(Dataset records)
┌────────

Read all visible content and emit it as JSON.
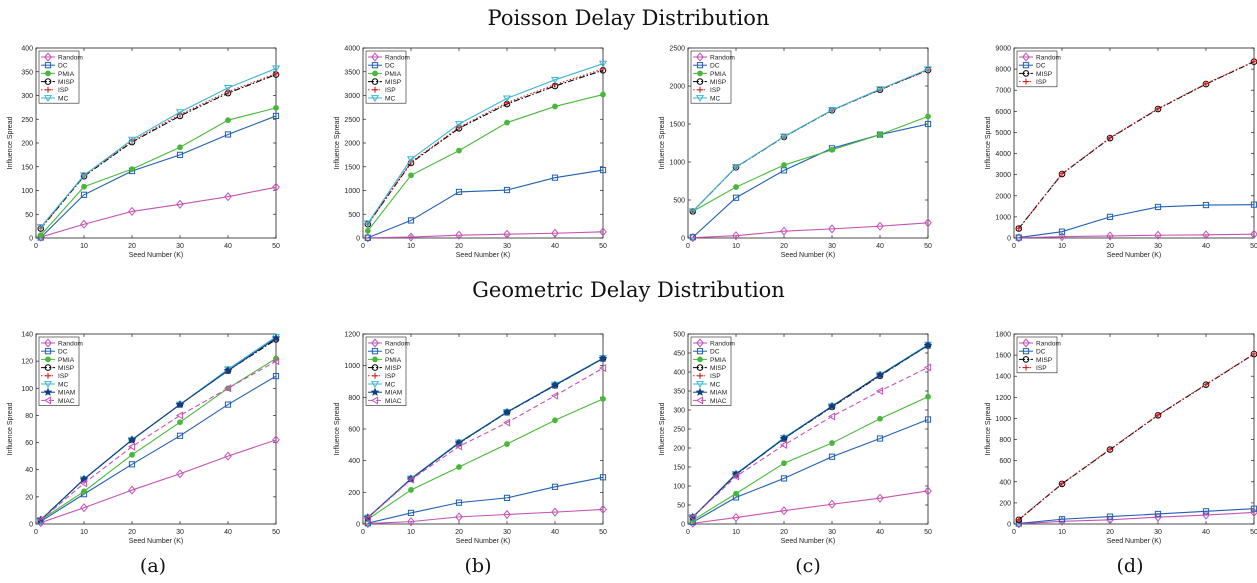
{
  "row_titles": [
    "Poisson Delay Distribution",
    "Geometric Delay Distribution"
  ],
  "captions": [
    "(a)",
    "(b)",
    "(c)",
    "(d)"
  ],
  "series_styles": {
    "Random": {
      "color": "#c652b3",
      "marker": "diamond",
      "dash": "solid"
    },
    "DC": {
      "color": "#1f5fb1",
      "marker": "square",
      "dash": "solid"
    },
    "PMIA": {
      "color": "#49b83a",
      "marker": "dot",
      "dash": "solid"
    },
    "MISP": {
      "color": "#000000",
      "marker": "circle",
      "dash": "dashdot"
    },
    "ISP": {
      "color": "#d62020",
      "marker": "plus",
      "dash": "dotted"
    },
    "MC": {
      "color": "#3cb6d6",
      "marker": "triangle-down",
      "dash": "solid"
    },
    "MIAM": {
      "color": "#0c3f86",
      "marker": "star",
      "dash": "solid"
    },
    "MIAC": {
      "color": "#c652b3",
      "marker": "triangle-left",
      "dash": "dashed"
    }
  },
  "chart_data": [
    {
      "type": "line",
      "row": 0,
      "col": 0,
      "xlabel": "Seed Number (K)",
      "ylabel": "Influence Spread",
      "xlim": [
        0,
        50
      ],
      "ylim": [
        0,
        400
      ],
      "xticks": [
        0,
        10,
        20,
        30,
        40,
        50
      ],
      "yticks": [
        0,
        50,
        100,
        150,
        200,
        250,
        300,
        350,
        400
      ],
      "legend": "top-left",
      "x": [
        1,
        10,
        20,
        30,
        40,
        50
      ],
      "series": [
        {
          "name": "Random",
          "values": [
            2,
            29,
            56,
            71,
            87,
            107
          ]
        },
        {
          "name": "DC",
          "values": [
            1,
            91,
            141,
            175,
            218,
            257
          ]
        },
        {
          "name": "PMIA",
          "values": [
            6,
            108,
            145,
            191,
            248,
            274
          ]
        },
        {
          "name": "MISP",
          "values": [
            20,
            130,
            202,
            257,
            305,
            344
          ]
        },
        {
          "name": "ISP",
          "values": [
            21,
            131,
            204,
            260,
            308,
            346
          ]
        },
        {
          "name": "MC",
          "values": [
            23,
            132,
            207,
            265,
            316,
            357
          ]
        }
      ]
    },
    {
      "type": "line",
      "row": 0,
      "col": 1,
      "xlabel": "Seed Number (K)",
      "ylabel": "Influence Spread",
      "xlim": [
        0,
        50
      ],
      "ylim": [
        0,
        4000
      ],
      "xticks": [
        0,
        10,
        20,
        30,
        40,
        50
      ],
      "yticks": [
        0,
        500,
        1000,
        1500,
        2000,
        2500,
        3000,
        3500,
        4000
      ],
      "legend": "top-left",
      "x": [
        1,
        10,
        20,
        30,
        40,
        50
      ],
      "series": [
        {
          "name": "Random",
          "values": [
            5,
            20,
            60,
            80,
            100,
            130
          ]
        },
        {
          "name": "DC",
          "values": [
            5,
            370,
            970,
            1010,
            1270,
            1430
          ]
        },
        {
          "name": "PMIA",
          "values": [
            150,
            1320,
            1840,
            2430,
            2770,
            3020
          ]
        },
        {
          "name": "MISP",
          "values": [
            290,
            1580,
            2310,
            2820,
            3200,
            3530
          ]
        },
        {
          "name": "ISP",
          "values": [
            295,
            1600,
            2330,
            2850,
            3230,
            3560
          ]
        },
        {
          "name": "MC",
          "values": [
            310,
            1660,
            2400,
            2940,
            3330,
            3670
          ]
        }
      ]
    },
    {
      "type": "line",
      "row": 0,
      "col": 2,
      "xlabel": "Seed Number (K)",
      "ylabel": "Influence Spread",
      "xlim": [
        0,
        50
      ],
      "ylim": [
        0,
        2500
      ],
      "xticks": [
        0,
        10,
        20,
        30,
        40,
        50
      ],
      "yticks": [
        0,
        500,
        1000,
        1500,
        2000,
        2500
      ],
      "legend": "top-left",
      "x": [
        1,
        10,
        20,
        30,
        40,
        50
      ],
      "series": [
        {
          "name": "Random",
          "values": [
            5,
            30,
            90,
            120,
            155,
            200
          ]
        },
        {
          "name": "DC",
          "values": [
            10,
            530,
            890,
            1180,
            1360,
            1500
          ]
        },
        {
          "name": "PMIA",
          "values": [
            350,
            670,
            960,
            1160,
            1360,
            1600
          ]
        },
        {
          "name": "MISP",
          "values": [
            350,
            930,
            1330,
            1680,
            1950,
            2210
          ]
        },
        {
          "name": "ISP",
          "values": [
            350,
            932,
            1332,
            1682,
            1952,
            2212
          ]
        },
        {
          "name": "MC",
          "values": [
            352,
            935,
            1335,
            1685,
            1958,
            2220
          ]
        }
      ]
    },
    {
      "type": "line",
      "row": 0,
      "col": 3,
      "xlabel": "Seed Number (K)",
      "ylabel": "Influence Spread",
      "xlim": [
        0,
        50
      ],
      "ylim": [
        0,
        9000
      ],
      "xticks": [
        0,
        10,
        20,
        30,
        40,
        50
      ],
      "yticks": [
        0,
        1000,
        2000,
        3000,
        4000,
        5000,
        6000,
        7000,
        8000,
        9000
      ],
      "legend": "top-left",
      "x": [
        1,
        10,
        20,
        30,
        40,
        50
      ],
      "series": [
        {
          "name": "Random",
          "values": [
            10,
            60,
            100,
            130,
            150,
            180
          ]
        },
        {
          "name": "DC",
          "values": [
            20,
            300,
            1000,
            1470,
            1560,
            1580
          ]
        },
        {
          "name": "MISP",
          "values": [
            450,
            3030,
            4730,
            6110,
            7290,
            8350
          ]
        },
        {
          "name": "ISP",
          "values": [
            460,
            3050,
            4750,
            6130,
            7310,
            8370
          ]
        }
      ]
    },
    {
      "type": "line",
      "row": 1,
      "col": 0,
      "xlabel": "Seed Number (K)",
      "ylabel": "Influence Spread",
      "xlim": [
        0,
        50
      ],
      "ylim": [
        0,
        140
      ],
      "xticks": [
        0,
        10,
        20,
        30,
        40,
        50
      ],
      "yticks": [
        0,
        20,
        40,
        60,
        80,
        100,
        120,
        140
      ],
      "legend": "top-left",
      "x": [
        1,
        10,
        20,
        30,
        40,
        50
      ],
      "series": [
        {
          "name": "Random",
          "values": [
            1,
            12,
            25,
            37,
            50,
            62
          ]
        },
        {
          "name": "DC",
          "values": [
            2,
            22,
            44,
            65,
            88,
            109
          ]
        },
        {
          "name": "PMIA",
          "values": [
            3,
            24,
            51,
            75,
            100,
            122
          ]
        },
        {
          "name": "MISP",
          "values": [
            3,
            33,
            62,
            88,
            113,
            136
          ]
        },
        {
          "name": "ISP",
          "values": [
            3,
            33,
            62,
            88,
            113,
            137
          ]
        },
        {
          "name": "MC",
          "values": [
            3,
            33,
            62,
            88,
            114,
            138
          ]
        },
        {
          "name": "MIAM",
          "values": [
            3,
            33,
            62,
            88,
            113,
            137
          ]
        },
        {
          "name": "MIAC",
          "values": [
            3,
            30,
            57,
            80,
            100,
            120
          ]
        }
      ]
    },
    {
      "type": "line",
      "row": 1,
      "col": 1,
      "xlabel": "Seed Number (K)",
      "ylabel": "Influence Spread",
      "xlim": [
        0,
        50
      ],
      "ylim": [
        0,
        1200
      ],
      "xticks": [
        0,
        10,
        20,
        30,
        40,
        50
      ],
      "yticks": [
        0,
        200,
        400,
        600,
        800,
        1000,
        1200
      ],
      "legend": "top-left",
      "x": [
        1,
        10,
        20,
        30,
        40,
        50
      ],
      "series": [
        {
          "name": "Random",
          "values": [
            3,
            15,
            45,
            60,
            75,
            92
          ]
        },
        {
          "name": "DC",
          "values": [
            5,
            70,
            135,
            165,
            235,
            295
          ]
        },
        {
          "name": "PMIA",
          "values": [
            30,
            215,
            360,
            505,
            655,
            790
          ]
        },
        {
          "name": "MISP",
          "values": [
            40,
            285,
            510,
            705,
            875,
            1045
          ]
        },
        {
          "name": "ISP",
          "values": [
            40,
            286,
            512,
            707,
            877,
            1047
          ]
        },
        {
          "name": "MC",
          "values": [
            40,
            288,
            515,
            708,
            880,
            1048
          ]
        },
        {
          "name": "MIAM",
          "values": [
            40,
            285,
            512,
            706,
            877,
            1045
          ]
        },
        {
          "name": "MIAC",
          "values": [
            38,
            280,
            490,
            640,
            810,
            985
          ]
        }
      ]
    },
    {
      "type": "line",
      "row": 1,
      "col": 2,
      "xlabel": "Seed Number (K)",
      "ylabel": "Influence Spread",
      "xlim": [
        0,
        50
      ],
      "ylim": [
        0,
        500
      ],
      "xticks": [
        0,
        10,
        20,
        30,
        40,
        50
      ],
      "yticks": [
        0,
        50,
        100,
        150,
        200,
        250,
        300,
        350,
        400,
        450,
        500
      ],
      "legend": "top-left",
      "x": [
        1,
        10,
        20,
        30,
        40,
        50
      ],
      "series": [
        {
          "name": "Random",
          "values": [
            2,
            17,
            35,
            52,
            68,
            87
          ]
        },
        {
          "name": "DC",
          "values": [
            5,
            70,
            120,
            177,
            225,
            275
          ]
        },
        {
          "name": "PMIA",
          "values": [
            10,
            80,
            160,
            213,
            277,
            335
          ]
        },
        {
          "name": "MISP",
          "values": [
            18,
            130,
            225,
            308,
            390,
            470
          ]
        },
        {
          "name": "ISP",
          "values": [
            18,
            131,
            226,
            309,
            391,
            471
          ]
        },
        {
          "name": "MC",
          "values": [
            18,
            132,
            227,
            310,
            393,
            472
          ]
        },
        {
          "name": "MIAM",
          "values": [
            18,
            131,
            225,
            310,
            392,
            470
          ]
        },
        {
          "name": "MIAC",
          "values": [
            18,
            125,
            208,
            283,
            350,
            412
          ]
        }
      ]
    },
    {
      "type": "line",
      "row": 1,
      "col": 3,
      "xlabel": "Seed Number (K)",
      "ylabel": "Influence Spread",
      "xlim": [
        0,
        50
      ],
      "ylim": [
        0,
        1800
      ],
      "xticks": [
        0,
        10,
        20,
        30,
        40,
        50
      ],
      "yticks": [
        0,
        200,
        400,
        600,
        800,
        1000,
        1200,
        1400,
        1600,
        1800
      ],
      "legend": "top-left",
      "x": [
        1,
        10,
        20,
        30,
        40,
        50
      ],
      "series": [
        {
          "name": "Random",
          "values": [
            2,
            25,
            40,
            65,
            85,
            110
          ]
        },
        {
          "name": "DC",
          "values": [
            5,
            45,
            70,
            95,
            120,
            145
          ]
        },
        {
          "name": "MISP",
          "values": [
            40,
            380,
            705,
            1030,
            1320,
            1610
          ]
        },
        {
          "name": "ISP",
          "values": [
            42,
            383,
            708,
            1033,
            1323,
            1613
          ]
        }
      ]
    }
  ]
}
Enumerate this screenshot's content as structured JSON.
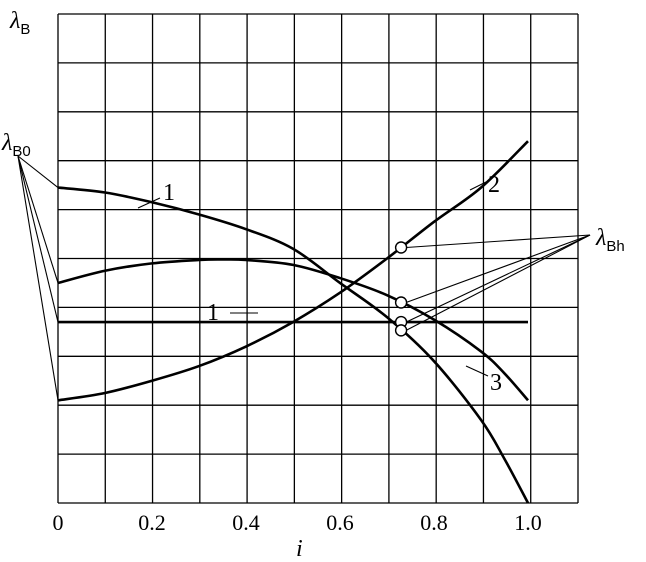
{
  "chart_data": {
    "type": "line",
    "x_ticks": [
      "0",
      "0.2",
      "0.4",
      "0.6",
      "0.8",
      "1.0"
    ],
    "xlabel": "i",
    "ylabel": {
      "symbol": "λ",
      "sub": "B"
    },
    "xlim": [
      0,
      1.12
    ],
    "grid": true,
    "series": [
      {
        "name": "1",
        "x": [
          0,
          0.1,
          0.2,
          0.3,
          0.4,
          0.5,
          0.6,
          0.7,
          0.8,
          0.9,
          0.95,
          1.0
        ],
        "y": [
          0.645,
          0.635,
          0.615,
          0.59,
          0.56,
          0.52,
          0.45,
          0.38,
          0.29,
          0.17,
          0.09,
          0.0
        ]
      },
      {
        "name": "1",
        "x": [
          0,
          1.0
        ],
        "y": [
          0.37,
          0.37
        ]
      },
      {
        "name": "2",
        "x": [
          0,
          0.1,
          0.2,
          0.3,
          0.4,
          0.5,
          0.6,
          0.7,
          0.8,
          0.9,
          1.0
        ],
        "y": [
          0.21,
          0.225,
          0.25,
          0.28,
          0.32,
          0.37,
          0.43,
          0.5,
          0.575,
          0.645,
          0.74
        ]
      },
      {
        "name": "3",
        "x": [
          0,
          0.1,
          0.2,
          0.3,
          0.35,
          0.4,
          0.5,
          0.6,
          0.7,
          0.8,
          0.9,
          0.95,
          1.0
        ],
        "y": [
          0.45,
          0.475,
          0.49,
          0.497,
          0.498,
          0.497,
          0.487,
          0.46,
          0.425,
          0.375,
          0.31,
          0.265,
          0.21
        ]
      }
    ],
    "markers_x": 0.73,
    "annotations": {
      "lambda_B0": {
        "symbol": "λ",
        "sub": "B0"
      },
      "lambda_Bh": {
        "symbol": "λ",
        "sub": "Bh"
      },
      "curve_label_1_top": "1",
      "curve_label_1_flat": "1",
      "curve_label_2": "2",
      "curve_label_3": "3"
    }
  }
}
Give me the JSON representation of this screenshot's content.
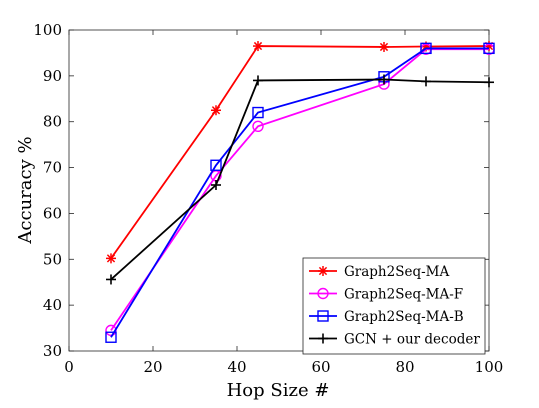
{
  "chart_data": {
    "type": "line",
    "xlabel": "Hop Size #",
    "ylabel": "Accuracy %",
    "xlim": [
      0,
      100
    ],
    "ylim": [
      30,
      100
    ],
    "xticks": [
      0,
      20,
      40,
      60,
      80,
      100
    ],
    "yticks": [
      30,
      40,
      50,
      60,
      70,
      80,
      90,
      100
    ],
    "grid": false,
    "legend_position": "bottom-right",
    "series": [
      {
        "name": "Graph2Seq-MA",
        "color": "#ff0000",
        "marker": "asterisk",
        "x": [
          10,
          35,
          45,
          75,
          85,
          100
        ],
        "y": [
          50.2,
          82.5,
          96.5,
          96.3,
          96.4,
          96.5
        ]
      },
      {
        "name": "Graph2Seq-MA-F",
        "color": "#ff00ff",
        "marker": "circle",
        "x": [
          10,
          35,
          45,
          75,
          85,
          100
        ],
        "y": [
          34.5,
          68.2,
          79.0,
          88.2,
          95.8,
          95.8
        ]
      },
      {
        "name": "Graph2Seq-MA-B",
        "color": "#0000ff",
        "marker": "square",
        "x": [
          10,
          35,
          45,
          75,
          85,
          100
        ],
        "y": [
          33.0,
          70.5,
          82.0,
          89.8,
          96.0,
          96.0
        ]
      },
      {
        "name": "GCN + our decoder",
        "color": "#000000",
        "marker": "plus",
        "x": [
          10,
          35,
          45,
          75,
          85,
          100
        ],
        "y": [
          45.6,
          66.2,
          89.0,
          89.2,
          88.8,
          88.6
        ]
      }
    ]
  }
}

└────────

■ **Do this**
Copy each line of the records above that carries the word "screenshot".

■ **Exercise response**
Enumerate this screenshot's content as structured JSON.
Give me the JSON representation of this screenshot's content.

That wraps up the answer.